The records below should be written out again, exactly.

>> START Given records

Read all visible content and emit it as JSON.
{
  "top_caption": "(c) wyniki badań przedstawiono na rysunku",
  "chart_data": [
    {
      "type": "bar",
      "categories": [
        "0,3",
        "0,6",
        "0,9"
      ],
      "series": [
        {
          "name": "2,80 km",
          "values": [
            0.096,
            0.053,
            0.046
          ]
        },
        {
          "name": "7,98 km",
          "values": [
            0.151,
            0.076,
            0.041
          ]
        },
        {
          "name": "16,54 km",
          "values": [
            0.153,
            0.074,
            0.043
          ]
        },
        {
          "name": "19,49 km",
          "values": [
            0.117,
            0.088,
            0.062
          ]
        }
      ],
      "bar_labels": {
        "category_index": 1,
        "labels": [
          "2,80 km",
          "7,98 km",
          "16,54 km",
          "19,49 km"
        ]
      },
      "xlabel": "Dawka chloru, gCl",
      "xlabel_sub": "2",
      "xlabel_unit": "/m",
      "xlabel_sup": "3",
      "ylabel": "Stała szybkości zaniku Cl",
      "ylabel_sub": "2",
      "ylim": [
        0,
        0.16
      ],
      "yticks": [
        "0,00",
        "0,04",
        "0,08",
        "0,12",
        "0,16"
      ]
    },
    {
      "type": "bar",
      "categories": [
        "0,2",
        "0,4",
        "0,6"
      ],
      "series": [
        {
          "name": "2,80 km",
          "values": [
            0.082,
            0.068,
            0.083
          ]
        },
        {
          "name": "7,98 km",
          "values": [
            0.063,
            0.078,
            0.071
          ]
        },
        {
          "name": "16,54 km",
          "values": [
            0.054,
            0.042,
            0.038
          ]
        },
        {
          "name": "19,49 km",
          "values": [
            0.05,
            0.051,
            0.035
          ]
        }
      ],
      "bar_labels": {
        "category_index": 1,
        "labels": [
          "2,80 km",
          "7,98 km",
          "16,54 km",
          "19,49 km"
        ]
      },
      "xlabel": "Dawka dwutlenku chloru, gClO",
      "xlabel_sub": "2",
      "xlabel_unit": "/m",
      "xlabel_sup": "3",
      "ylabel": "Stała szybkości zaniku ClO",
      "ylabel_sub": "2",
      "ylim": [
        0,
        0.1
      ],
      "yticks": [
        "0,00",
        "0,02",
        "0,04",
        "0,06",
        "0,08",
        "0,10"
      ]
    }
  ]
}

>> END Given records

* [Answer to the task]:
Read all visible content and emit it as JSON.
{
  "top_caption": "(c) wyniki badań przedstawiono na rysunku",
  "chart_data": [
    {
      "type": "bar",
      "categories": [
        "0,3",
        "0,6",
        "0,9"
      ],
      "series": [
        {
          "name": "2,80 km",
          "values": [
            0.096,
            0.053,
            0.046
          ]
        },
        {
          "name": "7,98 km",
          "values": [
            0.151,
            0.076,
            0.041
          ]
        },
        {
          "name": "16,54 km",
          "values": [
            0.153,
            0.074,
            0.043
          ]
        },
        {
          "name": "19,49 km",
          "values": [
            0.117,
            0.088,
            0.062
          ]
        }
      ],
      "bar_labels": {
        "category_index": 1,
        "labels": [
          "2,80 km",
          "7,98 km",
          "16,54 km",
          "19,49 km"
        ]
      },
      "xlabel": "Dawka chloru, gCl",
      "xlabel_sub": "2",
      "xlabel_unit": "/m",
      "xlabel_sup": "3",
      "ylabel": "Stała szybkości zaniku Cl",
      "ylabel_sub": "2",
      "ylim": [
        0,
        0.16
      ],
      "yticks": [
        "0,00",
        "0,04",
        "0,08",
        "0,12",
        "0,16"
      ]
    },
    {
      "type": "bar",
      "categories": [
        "0,2",
        "0,4",
        "0,6"
      ],
      "series": [
        {
          "name": "2,80 km",
          "values": [
            0.082,
            0.068,
            0.083
          ]
        },
        {
          "name": "7,98 km",
          "values": [
            0.063,
            0.078,
            0.071
          ]
        },
        {
          "name": "16,54 km",
          "values": [
            0.054,
            0.042,
            0.038
          ]
        },
        {
          "name": "19,49 km",
          "values": [
            0.05,
            0.051,
            0.035
          ]
        }
      ],
      "bar_labels": {
        "category_index": 1,
        "labels": [
          "2,80 km",
          "7,98 km",
          "16,54 km",
          "19,49 km"
        ]
      },
      "xlabel": "Dawka dwutlenku chloru, gClO",
      "xlabel_sub": "2",
      "xlabel_unit": "/m",
      "xlabel_sup": "3",
      "ylabel": "Stała szybkości zaniku ClO",
      "ylabel_sub": "2",
      "ylim": [
        0,
        0.1
      ],
      "yticks": [
        "0,00",
        "0,02",
        "0,04",
        "0,06",
        "0,08",
        "0,10"
      ]
    }
  ]
}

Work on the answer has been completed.